::: SOURCE MATERIAL
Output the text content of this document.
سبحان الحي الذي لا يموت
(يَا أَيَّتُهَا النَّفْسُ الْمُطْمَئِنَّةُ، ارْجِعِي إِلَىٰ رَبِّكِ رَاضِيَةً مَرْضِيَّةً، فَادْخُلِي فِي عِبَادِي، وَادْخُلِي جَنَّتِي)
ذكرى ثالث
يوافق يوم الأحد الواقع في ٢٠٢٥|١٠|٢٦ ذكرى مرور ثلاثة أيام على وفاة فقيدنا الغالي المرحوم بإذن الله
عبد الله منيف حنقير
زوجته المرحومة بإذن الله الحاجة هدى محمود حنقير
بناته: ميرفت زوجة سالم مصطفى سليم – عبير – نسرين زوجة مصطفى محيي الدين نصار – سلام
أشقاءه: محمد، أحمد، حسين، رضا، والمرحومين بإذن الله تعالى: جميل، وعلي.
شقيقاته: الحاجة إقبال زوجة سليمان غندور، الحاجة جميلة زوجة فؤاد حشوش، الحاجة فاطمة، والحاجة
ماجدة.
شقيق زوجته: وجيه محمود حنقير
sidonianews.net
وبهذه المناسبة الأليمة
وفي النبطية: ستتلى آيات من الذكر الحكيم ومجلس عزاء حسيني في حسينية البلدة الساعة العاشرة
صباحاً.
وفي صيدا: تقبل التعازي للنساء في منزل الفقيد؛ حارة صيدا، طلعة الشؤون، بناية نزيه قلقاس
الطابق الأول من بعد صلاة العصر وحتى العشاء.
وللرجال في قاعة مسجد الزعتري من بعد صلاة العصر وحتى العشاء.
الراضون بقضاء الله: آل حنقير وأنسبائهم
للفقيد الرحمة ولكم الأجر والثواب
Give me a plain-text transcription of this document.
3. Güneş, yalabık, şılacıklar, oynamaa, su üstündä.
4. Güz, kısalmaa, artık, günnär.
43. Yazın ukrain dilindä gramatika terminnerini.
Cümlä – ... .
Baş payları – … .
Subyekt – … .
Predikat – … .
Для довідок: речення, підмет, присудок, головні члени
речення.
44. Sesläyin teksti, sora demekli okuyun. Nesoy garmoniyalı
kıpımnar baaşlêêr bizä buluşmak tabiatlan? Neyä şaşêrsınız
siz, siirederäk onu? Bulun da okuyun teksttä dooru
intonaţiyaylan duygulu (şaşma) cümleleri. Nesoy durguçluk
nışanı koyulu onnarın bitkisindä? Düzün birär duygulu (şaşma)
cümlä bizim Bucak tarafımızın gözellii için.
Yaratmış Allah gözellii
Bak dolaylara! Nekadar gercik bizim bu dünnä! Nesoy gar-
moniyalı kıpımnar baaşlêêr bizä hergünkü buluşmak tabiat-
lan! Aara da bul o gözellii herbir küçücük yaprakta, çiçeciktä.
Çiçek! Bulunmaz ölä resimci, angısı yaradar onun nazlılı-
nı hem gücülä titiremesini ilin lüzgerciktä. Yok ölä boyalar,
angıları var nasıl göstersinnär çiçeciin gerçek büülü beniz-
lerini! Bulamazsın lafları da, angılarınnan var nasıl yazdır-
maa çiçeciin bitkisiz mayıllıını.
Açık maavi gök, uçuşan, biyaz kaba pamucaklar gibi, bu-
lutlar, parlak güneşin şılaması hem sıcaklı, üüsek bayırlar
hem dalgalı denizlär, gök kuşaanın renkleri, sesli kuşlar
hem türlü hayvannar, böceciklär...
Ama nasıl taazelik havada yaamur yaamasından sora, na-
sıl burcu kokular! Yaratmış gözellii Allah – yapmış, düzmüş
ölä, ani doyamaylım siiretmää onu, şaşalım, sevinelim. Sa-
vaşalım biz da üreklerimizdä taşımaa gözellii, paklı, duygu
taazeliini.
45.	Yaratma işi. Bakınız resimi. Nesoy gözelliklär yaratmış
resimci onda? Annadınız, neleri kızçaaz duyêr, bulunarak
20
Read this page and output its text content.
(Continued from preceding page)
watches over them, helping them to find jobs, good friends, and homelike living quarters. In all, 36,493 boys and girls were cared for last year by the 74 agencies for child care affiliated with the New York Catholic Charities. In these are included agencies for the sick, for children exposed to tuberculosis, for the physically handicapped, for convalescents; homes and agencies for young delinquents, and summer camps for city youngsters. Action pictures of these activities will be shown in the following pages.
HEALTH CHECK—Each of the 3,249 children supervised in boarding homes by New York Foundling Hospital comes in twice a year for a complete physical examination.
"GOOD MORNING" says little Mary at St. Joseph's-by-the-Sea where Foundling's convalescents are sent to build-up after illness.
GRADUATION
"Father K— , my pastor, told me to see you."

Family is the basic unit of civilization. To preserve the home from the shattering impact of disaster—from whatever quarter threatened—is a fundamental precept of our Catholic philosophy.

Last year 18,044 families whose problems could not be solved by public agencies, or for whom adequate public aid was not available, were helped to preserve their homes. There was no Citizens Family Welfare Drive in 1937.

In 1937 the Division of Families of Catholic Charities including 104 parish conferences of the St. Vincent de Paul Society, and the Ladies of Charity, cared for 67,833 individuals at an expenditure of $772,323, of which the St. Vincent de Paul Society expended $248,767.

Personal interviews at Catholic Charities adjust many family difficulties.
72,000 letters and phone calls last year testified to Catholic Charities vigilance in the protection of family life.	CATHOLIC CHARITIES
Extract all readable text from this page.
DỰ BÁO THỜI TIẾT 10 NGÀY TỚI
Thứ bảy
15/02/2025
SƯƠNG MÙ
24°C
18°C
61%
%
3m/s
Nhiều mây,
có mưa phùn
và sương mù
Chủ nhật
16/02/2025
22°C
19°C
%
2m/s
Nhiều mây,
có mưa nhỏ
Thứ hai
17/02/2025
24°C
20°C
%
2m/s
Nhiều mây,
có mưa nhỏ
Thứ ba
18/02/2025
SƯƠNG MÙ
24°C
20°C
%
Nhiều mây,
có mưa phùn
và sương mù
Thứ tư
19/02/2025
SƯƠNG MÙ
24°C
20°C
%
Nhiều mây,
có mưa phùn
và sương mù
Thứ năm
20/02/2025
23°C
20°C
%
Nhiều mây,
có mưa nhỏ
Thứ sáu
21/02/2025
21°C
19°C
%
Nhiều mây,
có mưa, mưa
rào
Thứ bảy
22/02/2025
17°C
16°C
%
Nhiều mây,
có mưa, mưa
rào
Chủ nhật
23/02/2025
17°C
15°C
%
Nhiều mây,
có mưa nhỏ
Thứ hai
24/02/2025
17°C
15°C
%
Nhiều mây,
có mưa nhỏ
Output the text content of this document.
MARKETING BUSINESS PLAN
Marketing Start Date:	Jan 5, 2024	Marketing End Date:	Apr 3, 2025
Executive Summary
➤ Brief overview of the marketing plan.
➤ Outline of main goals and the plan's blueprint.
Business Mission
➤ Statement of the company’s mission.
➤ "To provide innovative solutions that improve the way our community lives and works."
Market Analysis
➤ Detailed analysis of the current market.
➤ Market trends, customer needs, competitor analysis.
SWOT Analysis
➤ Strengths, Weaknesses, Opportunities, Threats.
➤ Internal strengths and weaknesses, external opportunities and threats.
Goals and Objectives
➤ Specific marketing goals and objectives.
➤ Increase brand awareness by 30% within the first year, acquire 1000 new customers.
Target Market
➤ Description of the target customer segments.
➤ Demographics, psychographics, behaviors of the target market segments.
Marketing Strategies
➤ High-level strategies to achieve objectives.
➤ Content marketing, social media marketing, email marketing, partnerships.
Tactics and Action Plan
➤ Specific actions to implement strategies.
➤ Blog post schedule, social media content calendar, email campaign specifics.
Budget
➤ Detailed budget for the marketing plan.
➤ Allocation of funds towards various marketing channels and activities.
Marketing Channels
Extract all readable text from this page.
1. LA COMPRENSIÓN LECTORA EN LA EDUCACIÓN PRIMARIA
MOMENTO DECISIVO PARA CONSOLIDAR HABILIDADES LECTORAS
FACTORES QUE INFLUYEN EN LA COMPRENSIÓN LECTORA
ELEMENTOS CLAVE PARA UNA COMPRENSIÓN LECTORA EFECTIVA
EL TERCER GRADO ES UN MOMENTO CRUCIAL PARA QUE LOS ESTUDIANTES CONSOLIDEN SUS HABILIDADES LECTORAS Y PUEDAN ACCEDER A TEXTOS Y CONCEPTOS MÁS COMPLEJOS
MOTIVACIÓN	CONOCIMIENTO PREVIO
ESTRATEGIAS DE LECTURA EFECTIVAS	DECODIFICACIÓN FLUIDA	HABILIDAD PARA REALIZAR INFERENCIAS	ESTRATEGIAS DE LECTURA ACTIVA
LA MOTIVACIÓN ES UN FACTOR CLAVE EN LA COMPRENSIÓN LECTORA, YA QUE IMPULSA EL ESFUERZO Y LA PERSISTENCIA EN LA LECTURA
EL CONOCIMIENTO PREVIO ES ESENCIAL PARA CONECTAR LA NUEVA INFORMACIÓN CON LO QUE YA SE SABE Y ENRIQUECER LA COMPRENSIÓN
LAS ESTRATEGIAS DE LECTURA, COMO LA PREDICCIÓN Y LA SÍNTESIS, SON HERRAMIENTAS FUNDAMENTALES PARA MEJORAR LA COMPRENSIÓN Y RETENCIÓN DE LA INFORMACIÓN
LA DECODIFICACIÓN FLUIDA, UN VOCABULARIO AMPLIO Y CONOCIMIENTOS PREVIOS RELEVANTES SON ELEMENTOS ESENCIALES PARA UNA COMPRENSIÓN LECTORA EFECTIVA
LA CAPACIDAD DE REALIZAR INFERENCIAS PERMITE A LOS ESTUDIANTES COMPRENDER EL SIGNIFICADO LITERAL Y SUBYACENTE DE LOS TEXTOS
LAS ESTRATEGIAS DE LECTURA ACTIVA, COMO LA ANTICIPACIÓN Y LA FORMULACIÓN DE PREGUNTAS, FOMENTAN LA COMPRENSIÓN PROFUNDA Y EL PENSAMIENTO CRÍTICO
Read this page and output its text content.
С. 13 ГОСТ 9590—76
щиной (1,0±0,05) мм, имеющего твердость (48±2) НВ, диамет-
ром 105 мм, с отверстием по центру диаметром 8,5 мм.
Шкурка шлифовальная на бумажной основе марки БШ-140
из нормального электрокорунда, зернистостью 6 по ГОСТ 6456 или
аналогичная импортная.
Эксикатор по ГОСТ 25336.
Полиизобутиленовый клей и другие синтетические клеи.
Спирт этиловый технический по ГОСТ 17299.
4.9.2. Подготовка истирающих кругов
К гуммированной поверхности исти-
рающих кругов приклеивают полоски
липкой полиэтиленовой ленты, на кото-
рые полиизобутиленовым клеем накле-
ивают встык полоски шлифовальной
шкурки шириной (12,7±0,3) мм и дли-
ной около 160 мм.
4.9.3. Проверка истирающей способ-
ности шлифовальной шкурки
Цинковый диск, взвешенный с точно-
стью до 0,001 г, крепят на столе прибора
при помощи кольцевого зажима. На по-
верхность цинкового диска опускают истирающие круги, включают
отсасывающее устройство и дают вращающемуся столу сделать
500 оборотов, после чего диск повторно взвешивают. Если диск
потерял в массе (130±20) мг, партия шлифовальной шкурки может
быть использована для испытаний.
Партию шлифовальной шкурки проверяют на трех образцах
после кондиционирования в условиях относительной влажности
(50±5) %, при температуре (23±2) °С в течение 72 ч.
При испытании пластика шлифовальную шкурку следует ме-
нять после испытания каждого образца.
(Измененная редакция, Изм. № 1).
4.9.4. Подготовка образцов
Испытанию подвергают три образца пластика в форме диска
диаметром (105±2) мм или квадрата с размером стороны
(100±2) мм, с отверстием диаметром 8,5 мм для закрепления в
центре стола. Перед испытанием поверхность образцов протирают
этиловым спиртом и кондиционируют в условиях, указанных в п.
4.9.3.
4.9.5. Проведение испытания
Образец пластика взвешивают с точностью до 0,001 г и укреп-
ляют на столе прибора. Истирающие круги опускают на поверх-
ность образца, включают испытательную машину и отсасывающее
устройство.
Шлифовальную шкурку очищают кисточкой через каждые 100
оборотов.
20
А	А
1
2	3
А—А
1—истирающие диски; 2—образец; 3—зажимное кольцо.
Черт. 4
::::::
* **WRITTEN EXERCISE**: Copy each line of the listing that contains the string "şaşma".

* **FULL OUTPUT**:
intonaţiyaylan duygulu (şaşma) cümleleri. Nesoy durguçluk
nışanı koyulu onnarın bitkisindä? Düzün birär duygulu (şaşma)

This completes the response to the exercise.